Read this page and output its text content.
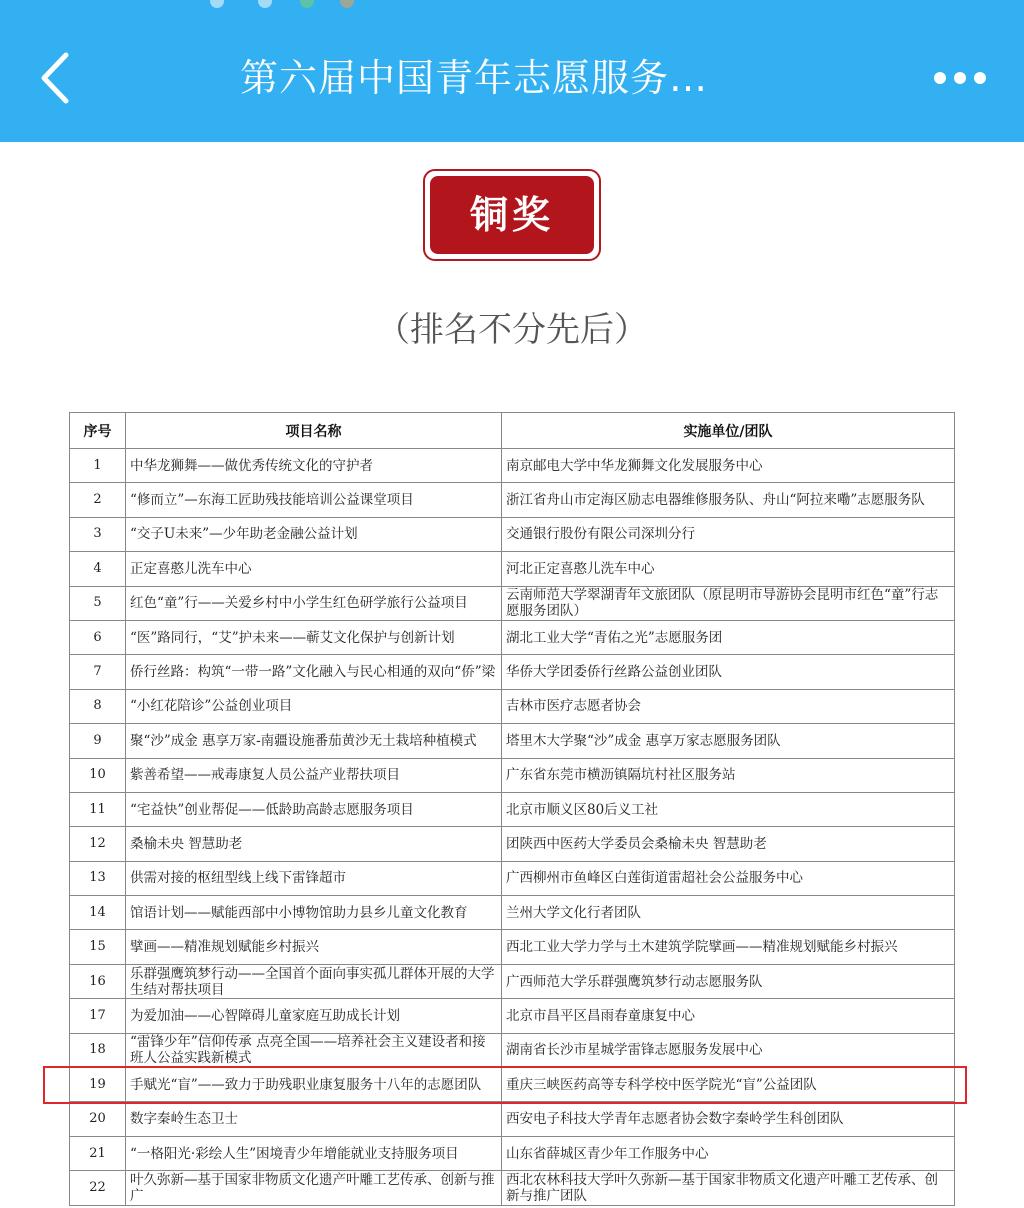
第六届中国青年志愿服务…
铜奖
（排名不分先后）
序号	项目名称	实施单位/团队
1	中华龙狮舞——做优秀传统文化的守护者	南京邮电大学中华龙狮舞文化发展服务中心
2	“修而立”—东海工匠助残技能培训公益课堂项目	浙江省舟山市定海区励志电器维修服务队、舟山“阿拉来嘞”志愿服务队
3	“交子U未来”—少年助老金融公益计划	交通银行股份有限公司深圳分行
4	正定喜憨儿洗车中心	河北正定喜憨儿洗车中心
5	红色“童”行——关爱乡村中小学生红色研学旅行公益项目	云南师范大学翠湖青年文旅团队（原昆明市导游协会昆明市红色“童”行志愿服务团队）
6	“医”路同行，“艾”护未来——蕲艾文化保护与创新计划	湖北工业大学“青佑之光”志愿服务团
7	侨行丝路：构筑“一带一路”文化融入与民心相通的双向“侨”梁	华侨大学团委侨行丝路公益创业团队
8	“小红花陪诊”公益创业项目	吉林市医疗志愿者协会
9	聚“沙”成金 惠享万家-南疆设施番茄黄沙无土栽培种植模式	塔里木大学聚“沙”成金 惠享万家志愿服务团队
10	紫善希望——戒毒康复人员公益产业帮扶项目	广东省东莞市横沥镇隔坑村社区服务站
11	“宅益快”创业帮促——低龄助高龄志愿服务项目	北京市顺义区80后义工社
12	桑榆未央 智慧助老	团陕西中医药大学委员会桑榆未央 智慧助老
13	供需对接的枢纽型线上线下雷锋超市	广西柳州市鱼峰区白莲街道雷超社会公益服务中心
14	馆语计划——赋能西部中小博物馆助力县乡儿童文化教育	兰州大学文化行者团队
15	擘画——精准规划赋能乡村振兴	西北工业大学力学与土木建筑学院擘画——精准规划赋能乡村振兴
16	乐群强鹰筑梦行动——全国首个面向事实孤儿群体开展的大学生结对帮扶项目	广西师范大学乐群强鹰筑梦行动志愿服务队
17	为爱加油——心智障碍儿童家庭互助成长计划	北京市昌平区昌雨春童康复中心
18	“雷锋少年”信仰传承 点亮全国——培养社会主义建设者和接班人公益实践新模式	湖南省长沙市星城学雷锋志愿服务发展中心
19	手赋光“盲”——致力于助残职业康复服务十八年的志愿团队	重庆三峡医药高等专科学校中医学院光“盲”公益团队
20	数字秦岭生态卫士	西安电子科技大学青年志愿者协会数字秦岭学生科创团队
21	“一格阳光·彩绘人生”困境青少年增能就业支持服务项目	山东省薛城区青少年工作服务中心
22	叶久弥新—基于国家非物质文化遗产叶雕工艺传承、创新与推广	西北农林科技大学叶久弥新—基于国家非物质文化遗产叶雕工艺传承、创新与推广团队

***

# The request:
Transcribe the entries above verbatim, omitting their pictures.

# The output:
Read this page and output its text content.
第六届中国青年志愿服务…
铜奖
（排名不分先后）
序号	项目名称	实施单位/团队
1	中华龙狮舞——做优秀传统文化的守护者	南京邮电大学中华龙狮舞文化发展服务中心
2	“修而立”—东海工匠助残技能培训公益课堂项目	浙江省舟山市定海区励志电器维修服务队、舟山“阿拉来嘞”志愿服务队
3	“交子U未来”—少年助老金融公益计划	交通银行股份有限公司深圳分行
4	正定喜憨儿洗车中心	河北正定喜憨儿洗车中心
5	红色“童”行——关爱乡村中小学生红色研学旅行公益项目	云南师范大学翠湖青年文旅团队（原昆明市导游协会昆明市红色“童”行志愿服务团队）
6	“医”路同行，“艾”护未来——蕲艾文化保护与创新计划	湖北工业大学“青佑之光”志愿服务团
7	侨行丝路：构筑“一带一路”文化融入与民心相通的双向“侨”梁	华侨大学团委侨行丝路公益创业团队
8	“小红花陪诊”公益创业项目	吉林市医疗志愿者协会
9	聚“沙”成金 惠享万家-南疆设施番茄黄沙无土栽培种植模式	塔里木大学聚“沙”成金 惠享万家志愿服务团队
10	紫善希望——戒毒康复人员公益产业帮扶项目	广东省东莞市横沥镇隔坑村社区服务站
11	“宅益快”创业帮促——低龄助高龄志愿服务项目	北京市顺义区80后义工社
12	桑榆未央 智慧助老	团陕西中医药大学委员会桑榆未央 智慧助老
13	供需对接的枢纽型线上线下雷锋超市	广西柳州市鱼峰区白莲街道雷超社会公益服务中心
14	馆语计划——赋能西部中小博物馆助力县乡儿童文化教育	兰州大学文化行者团队
15	擘画——精准规划赋能乡村振兴	西北工业大学力学与土木建筑学院擘画——精准规划赋能乡村振兴
16	乐群强鹰筑梦行动——全国首个面向事实孤儿群体开展的大学生结对帮扶项目	广西师范大学乐群强鹰筑梦行动志愿服务队
17	为爱加油——心智障碍儿童家庭互助成长计划	北京市昌平区昌雨春童康复中心
18	“雷锋少年”信仰传承 点亮全国——培养社会主义建设者和接班人公益实践新模式	湖南省长沙市星城学雷锋志愿服务发展中心
19	手赋光“盲”——致力于助残职业康复服务十八年的志愿团队	重庆三峡医药高等专科学校中医学院光“盲”公益团队
20	数字秦岭生态卫士	西安电子科技大学青年志愿者协会数字秦岭学生科创团队
21	“一格阳光·彩绘人生”困境青少年增能就业支持服务项目	山东省薛城区青少年工作服务中心
22	叶久弥新—基于国家非物质文化遗产叶雕工艺传承、创新与推广	西北农林科技大学叶久弥新—基于国家非物质文化遗产叶雕工艺传承、创新与推广团队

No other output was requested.